Problem statement –
No images are to be carried over; print all other material exactly as it stands.

[Figure record extracts]
★ ★ ★ ★ ★
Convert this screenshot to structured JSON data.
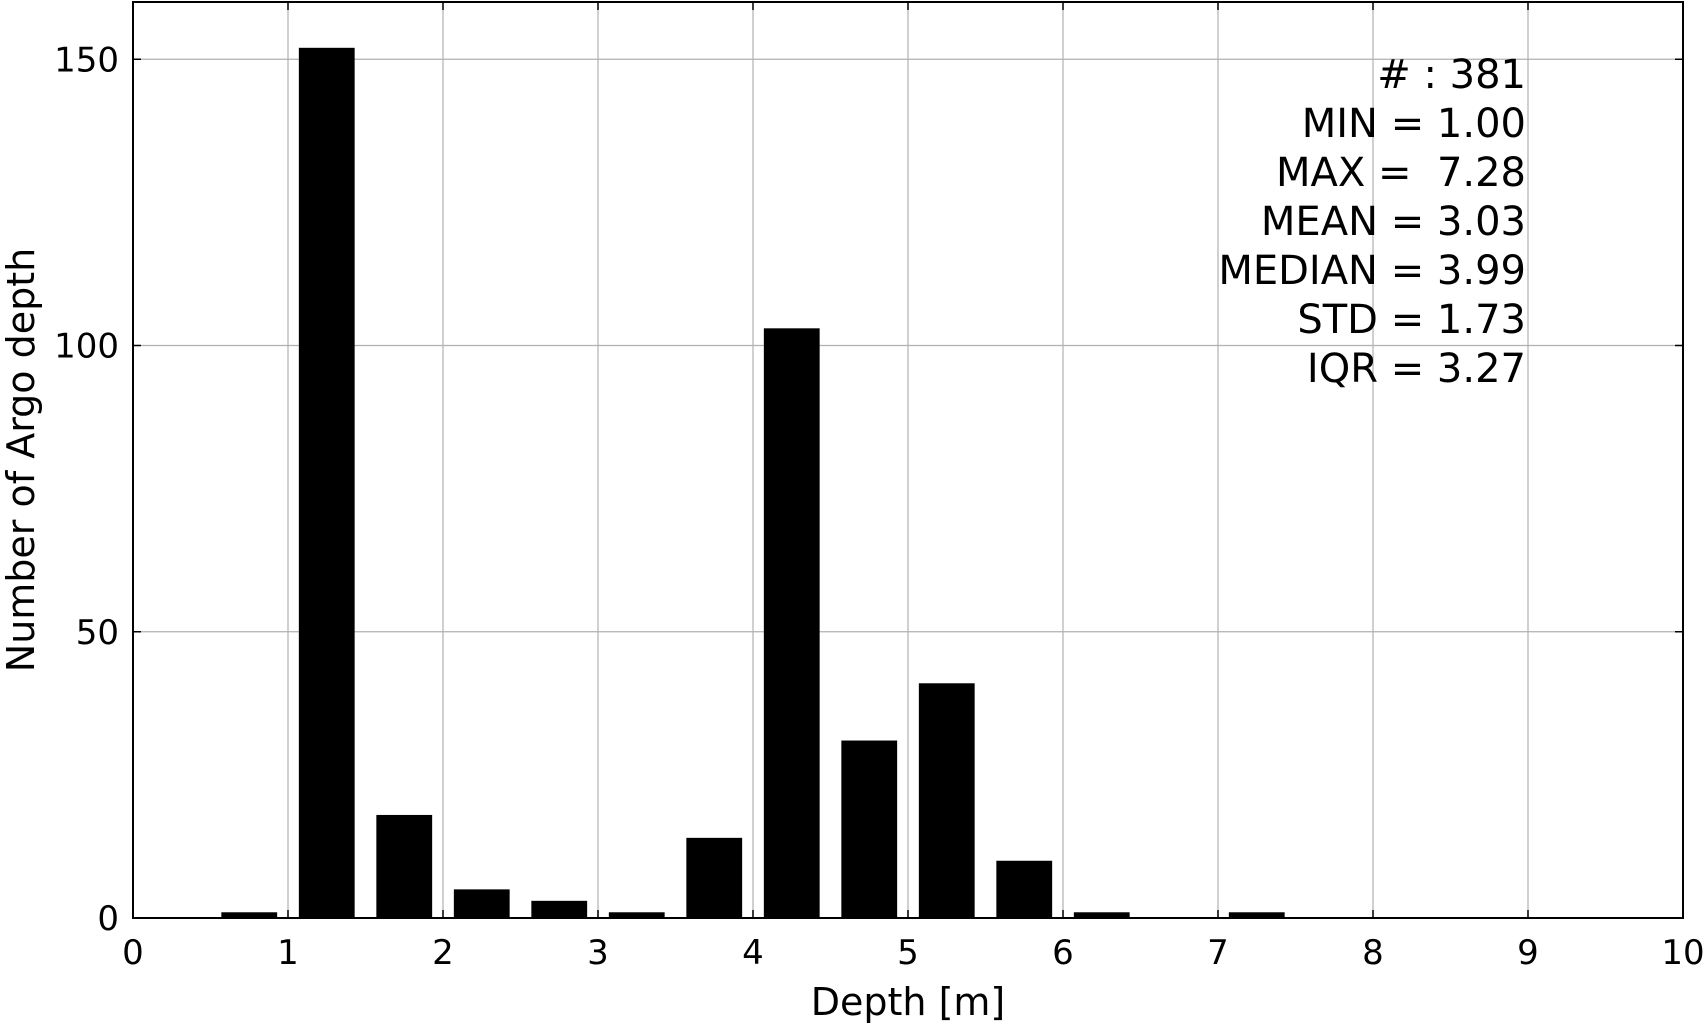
{
  "chart_data": {
    "type": "bar",
    "title": "",
    "xlabel": "Depth [m]",
    "ylabel": "Number of Argo depth",
    "xlim": [
      0,
      10
    ],
    "ylim": [
      0,
      160
    ],
    "x_ticks": [
      0,
      1,
      2,
      3,
      4,
      5,
      6,
      7,
      8,
      9,
      10
    ],
    "y_ticks": [
      0,
      50,
      100,
      150
    ],
    "grid": true,
    "bar_color": "#000000",
    "grid_color": "#b0b0b0",
    "bars": [
      {
        "start": 0.5,
        "end": 1.0,
        "value": 1
      },
      {
        "start": 1.0,
        "end": 1.5,
        "value": 152
      },
      {
        "start": 1.5,
        "end": 2.0,
        "value": 18
      },
      {
        "start": 2.0,
        "end": 2.5,
        "value": 5
      },
      {
        "start": 2.5,
        "end": 3.0,
        "value": 3
      },
      {
        "start": 3.0,
        "end": 3.5,
        "value": 1
      },
      {
        "start": 3.5,
        "end": 4.0,
        "value": 14
      },
      {
        "start": 4.0,
        "end": 4.5,
        "value": 103
      },
      {
        "start": 4.5,
        "end": 5.0,
        "value": 31
      },
      {
        "start": 5.0,
        "end": 5.5,
        "value": 41
      },
      {
        "start": 5.5,
        "end": 6.0,
        "value": 10
      },
      {
        "start": 6.0,
        "end": 6.5,
        "value": 1
      },
      {
        "start": 6.5,
        "end": 7.0,
        "value": 0
      },
      {
        "start": 7.0,
        "end": 7.5,
        "value": 1
      }
    ],
    "annotations": [
      "# : 381",
      "MIN = 1.00",
      "MAX =  7.28",
      "MEAN = 3.03",
      "MEDIAN = 3.99",
      "STD = 1.73",
      "IQR = 3.27"
    ]
  }
}
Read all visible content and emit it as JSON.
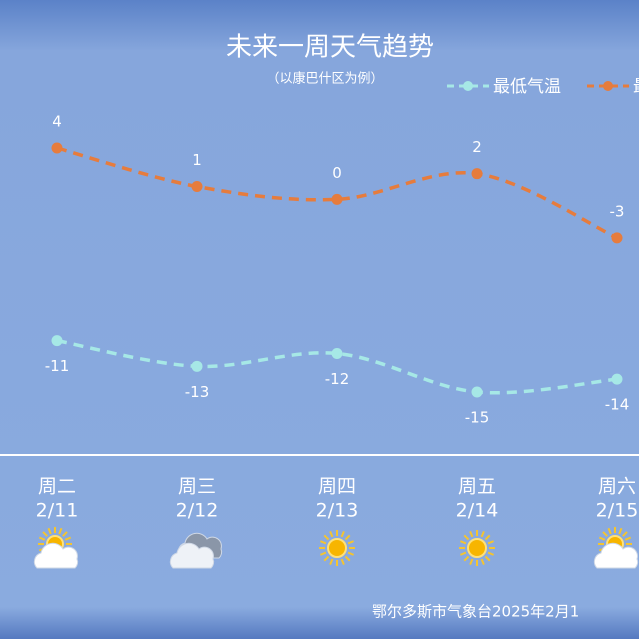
★ ★ ★ ★ ★
Task result –
Convert this screenshot to structured JSON data.
{
  "chart_data": {
    "type": "bar",
    "title": "",
    "xlabel": "Depth [m]",
    "ylabel": "Number of Argo depth",
    "xlim": [
      0,
      10
    ],
    "ylim": [
      0,
      160
    ],
    "x_ticks": [
      0,
      1,
      2,
      3,
      4,
      5,
      6,
      7,
      8,
      9,
      10
    ],
    "y_ticks": [
      0,
      50,
      100,
      150
    ],
    "grid": true,
    "bar_color": "#000000",
    "grid_color": "#b0b0b0",
    "bars": [
      {
        "start": 0.5,
        "end": 1.0,
        "value": 1
      },
      {
        "start": 1.0,
        "end": 1.5,
        "value": 152
      },
      {
        "start": 1.5,
        "end": 2.0,
        "value": 18
      },
      {
        "start": 2.0,
        "end": 2.5,
        "value": 5
      },
      {
        "start": 2.5,
        "end": 3.0,
        "value": 3
      },
      {
        "start": 3.0,
        "end": 3.5,
        "value": 1
      },
      {
        "start": 3.5,
        "end": 4.0,
        "value": 14
      },
      {
        "start": 4.0,
        "end": 4.5,
        "value": 103
      },
      {
        "start": 4.5,
        "end": 5.0,
        "value": 31
      },
      {
        "start": 5.0,
        "end": 5.5,
        "value": 41
      },
      {
        "start": 5.5,
        "end": 6.0,
        "value": 10
      },
      {
        "start": 6.0,
        "end": 6.5,
        "value": 1
      },
      {
        "start": 6.5,
        "end": 7.0,
        "value": 0
      },
      {
        "start": 7.0,
        "end": 7.5,
        "value": 1
      }
    ],
    "annotations": [
      "# : 381",
      "MIN = 1.00",
      "MAX =  7.28",
      "MEAN = 3.03",
      "MEDIAN = 3.99",
      "STD = 1.73",
      "IQR = 3.27"
    ]
  }
}
Read all visible content and emit it as JSON.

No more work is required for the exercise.